Stored data:

==========

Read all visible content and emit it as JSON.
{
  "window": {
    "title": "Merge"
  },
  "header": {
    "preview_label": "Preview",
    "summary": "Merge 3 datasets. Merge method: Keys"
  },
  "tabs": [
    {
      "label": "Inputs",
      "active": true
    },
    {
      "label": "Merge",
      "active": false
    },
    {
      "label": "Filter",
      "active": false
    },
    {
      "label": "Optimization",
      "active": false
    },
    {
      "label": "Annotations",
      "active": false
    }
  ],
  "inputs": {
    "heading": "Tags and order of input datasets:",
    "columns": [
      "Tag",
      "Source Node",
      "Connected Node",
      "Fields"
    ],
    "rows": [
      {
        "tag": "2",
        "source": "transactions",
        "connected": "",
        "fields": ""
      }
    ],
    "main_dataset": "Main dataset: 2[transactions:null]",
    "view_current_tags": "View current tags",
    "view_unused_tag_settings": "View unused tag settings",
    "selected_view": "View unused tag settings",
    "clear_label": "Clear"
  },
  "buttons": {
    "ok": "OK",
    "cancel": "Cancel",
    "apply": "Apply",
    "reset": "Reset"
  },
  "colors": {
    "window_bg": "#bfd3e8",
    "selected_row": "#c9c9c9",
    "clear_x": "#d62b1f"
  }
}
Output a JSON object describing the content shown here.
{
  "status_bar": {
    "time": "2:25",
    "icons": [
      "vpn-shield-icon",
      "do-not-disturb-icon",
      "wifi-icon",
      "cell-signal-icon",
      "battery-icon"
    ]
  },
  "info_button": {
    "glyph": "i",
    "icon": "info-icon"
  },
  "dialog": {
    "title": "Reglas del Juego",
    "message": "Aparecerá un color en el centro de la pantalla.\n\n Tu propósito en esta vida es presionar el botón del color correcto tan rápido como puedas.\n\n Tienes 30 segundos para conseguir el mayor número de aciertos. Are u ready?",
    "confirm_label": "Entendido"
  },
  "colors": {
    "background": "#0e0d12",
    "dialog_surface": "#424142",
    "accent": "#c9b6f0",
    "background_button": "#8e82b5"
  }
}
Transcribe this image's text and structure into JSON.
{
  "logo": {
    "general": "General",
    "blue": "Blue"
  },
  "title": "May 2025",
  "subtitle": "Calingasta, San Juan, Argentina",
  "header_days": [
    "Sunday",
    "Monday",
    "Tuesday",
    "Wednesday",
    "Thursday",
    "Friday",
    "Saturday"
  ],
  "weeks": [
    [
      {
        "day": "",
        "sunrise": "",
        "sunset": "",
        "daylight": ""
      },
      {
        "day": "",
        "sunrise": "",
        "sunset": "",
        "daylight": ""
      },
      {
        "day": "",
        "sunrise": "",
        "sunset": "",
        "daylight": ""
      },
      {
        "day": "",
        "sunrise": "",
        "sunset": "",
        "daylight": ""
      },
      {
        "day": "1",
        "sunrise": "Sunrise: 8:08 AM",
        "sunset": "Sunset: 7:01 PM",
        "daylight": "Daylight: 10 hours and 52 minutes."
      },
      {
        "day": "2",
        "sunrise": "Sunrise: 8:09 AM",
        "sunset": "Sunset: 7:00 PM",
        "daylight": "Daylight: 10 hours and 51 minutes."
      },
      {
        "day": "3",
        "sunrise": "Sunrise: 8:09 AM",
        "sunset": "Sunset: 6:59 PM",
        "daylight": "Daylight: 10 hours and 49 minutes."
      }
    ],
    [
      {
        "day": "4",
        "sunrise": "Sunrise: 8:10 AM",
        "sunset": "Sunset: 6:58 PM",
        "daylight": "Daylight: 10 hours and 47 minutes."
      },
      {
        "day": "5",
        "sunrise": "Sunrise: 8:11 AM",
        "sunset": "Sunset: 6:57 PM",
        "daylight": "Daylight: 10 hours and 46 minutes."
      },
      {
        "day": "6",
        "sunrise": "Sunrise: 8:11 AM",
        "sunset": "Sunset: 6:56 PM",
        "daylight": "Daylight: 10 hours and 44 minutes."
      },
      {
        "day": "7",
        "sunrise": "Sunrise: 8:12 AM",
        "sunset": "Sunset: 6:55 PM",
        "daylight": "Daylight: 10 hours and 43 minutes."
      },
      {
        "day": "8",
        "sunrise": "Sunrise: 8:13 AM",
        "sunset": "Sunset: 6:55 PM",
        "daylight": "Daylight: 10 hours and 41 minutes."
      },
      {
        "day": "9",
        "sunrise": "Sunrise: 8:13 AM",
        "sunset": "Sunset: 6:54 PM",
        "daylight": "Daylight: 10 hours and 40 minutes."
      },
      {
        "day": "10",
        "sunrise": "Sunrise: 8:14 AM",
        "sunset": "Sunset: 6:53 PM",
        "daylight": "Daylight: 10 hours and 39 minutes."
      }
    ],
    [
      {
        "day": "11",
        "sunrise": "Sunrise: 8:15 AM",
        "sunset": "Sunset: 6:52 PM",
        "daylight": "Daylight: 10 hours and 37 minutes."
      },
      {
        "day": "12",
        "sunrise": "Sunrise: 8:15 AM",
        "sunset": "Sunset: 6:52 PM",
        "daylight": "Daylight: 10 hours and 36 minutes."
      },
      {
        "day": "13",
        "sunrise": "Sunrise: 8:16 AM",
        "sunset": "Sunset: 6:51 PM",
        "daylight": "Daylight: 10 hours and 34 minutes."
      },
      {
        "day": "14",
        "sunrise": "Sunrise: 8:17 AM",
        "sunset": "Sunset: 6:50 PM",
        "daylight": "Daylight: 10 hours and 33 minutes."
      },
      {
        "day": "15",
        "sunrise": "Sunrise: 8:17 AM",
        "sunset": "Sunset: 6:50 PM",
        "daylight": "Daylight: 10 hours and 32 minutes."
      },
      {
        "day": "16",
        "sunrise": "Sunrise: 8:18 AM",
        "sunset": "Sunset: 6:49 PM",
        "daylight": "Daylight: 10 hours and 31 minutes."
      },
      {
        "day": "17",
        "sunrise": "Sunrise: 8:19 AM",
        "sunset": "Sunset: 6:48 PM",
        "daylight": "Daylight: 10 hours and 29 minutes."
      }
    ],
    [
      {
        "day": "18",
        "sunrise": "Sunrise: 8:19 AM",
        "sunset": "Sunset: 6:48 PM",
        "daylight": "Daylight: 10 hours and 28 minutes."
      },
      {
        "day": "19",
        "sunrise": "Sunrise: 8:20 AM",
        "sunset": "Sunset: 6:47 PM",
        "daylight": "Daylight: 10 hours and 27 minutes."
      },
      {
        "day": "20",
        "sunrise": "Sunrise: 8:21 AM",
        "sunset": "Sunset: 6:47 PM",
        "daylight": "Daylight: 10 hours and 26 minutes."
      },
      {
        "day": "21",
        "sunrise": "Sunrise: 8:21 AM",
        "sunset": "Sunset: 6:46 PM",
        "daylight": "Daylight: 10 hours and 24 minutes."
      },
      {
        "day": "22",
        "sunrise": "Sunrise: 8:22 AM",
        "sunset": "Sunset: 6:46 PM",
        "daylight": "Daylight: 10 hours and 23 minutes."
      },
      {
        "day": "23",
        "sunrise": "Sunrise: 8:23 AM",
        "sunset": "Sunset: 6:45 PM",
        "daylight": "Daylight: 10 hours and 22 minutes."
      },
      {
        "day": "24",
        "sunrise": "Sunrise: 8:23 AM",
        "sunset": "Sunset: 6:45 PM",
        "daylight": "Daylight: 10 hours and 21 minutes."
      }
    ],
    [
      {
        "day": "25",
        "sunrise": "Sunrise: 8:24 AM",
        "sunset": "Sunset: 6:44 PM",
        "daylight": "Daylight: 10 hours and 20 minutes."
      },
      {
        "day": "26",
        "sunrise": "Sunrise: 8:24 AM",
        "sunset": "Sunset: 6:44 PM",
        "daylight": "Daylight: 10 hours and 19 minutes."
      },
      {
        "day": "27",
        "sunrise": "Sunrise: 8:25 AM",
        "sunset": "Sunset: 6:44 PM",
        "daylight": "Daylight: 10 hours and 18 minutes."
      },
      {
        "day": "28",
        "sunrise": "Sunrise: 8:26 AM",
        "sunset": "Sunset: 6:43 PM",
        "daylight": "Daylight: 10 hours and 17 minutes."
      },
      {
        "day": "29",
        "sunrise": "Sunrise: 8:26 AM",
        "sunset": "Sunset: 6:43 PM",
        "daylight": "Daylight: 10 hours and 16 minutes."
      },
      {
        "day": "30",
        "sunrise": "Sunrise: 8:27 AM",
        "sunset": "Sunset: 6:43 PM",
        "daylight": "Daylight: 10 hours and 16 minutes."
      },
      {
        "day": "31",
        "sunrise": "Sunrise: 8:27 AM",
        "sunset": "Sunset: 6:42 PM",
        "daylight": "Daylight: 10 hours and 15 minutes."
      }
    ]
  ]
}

==========

# EXERCISE REQUIREMENTS
Find the lines containing "JSON" and pull them out.

# WRITTEN SOLUTION
Read all visible content and emit it as JSON.
Output a JSON object describing the content shown here.
Transcribe this image's text and structure into JSON.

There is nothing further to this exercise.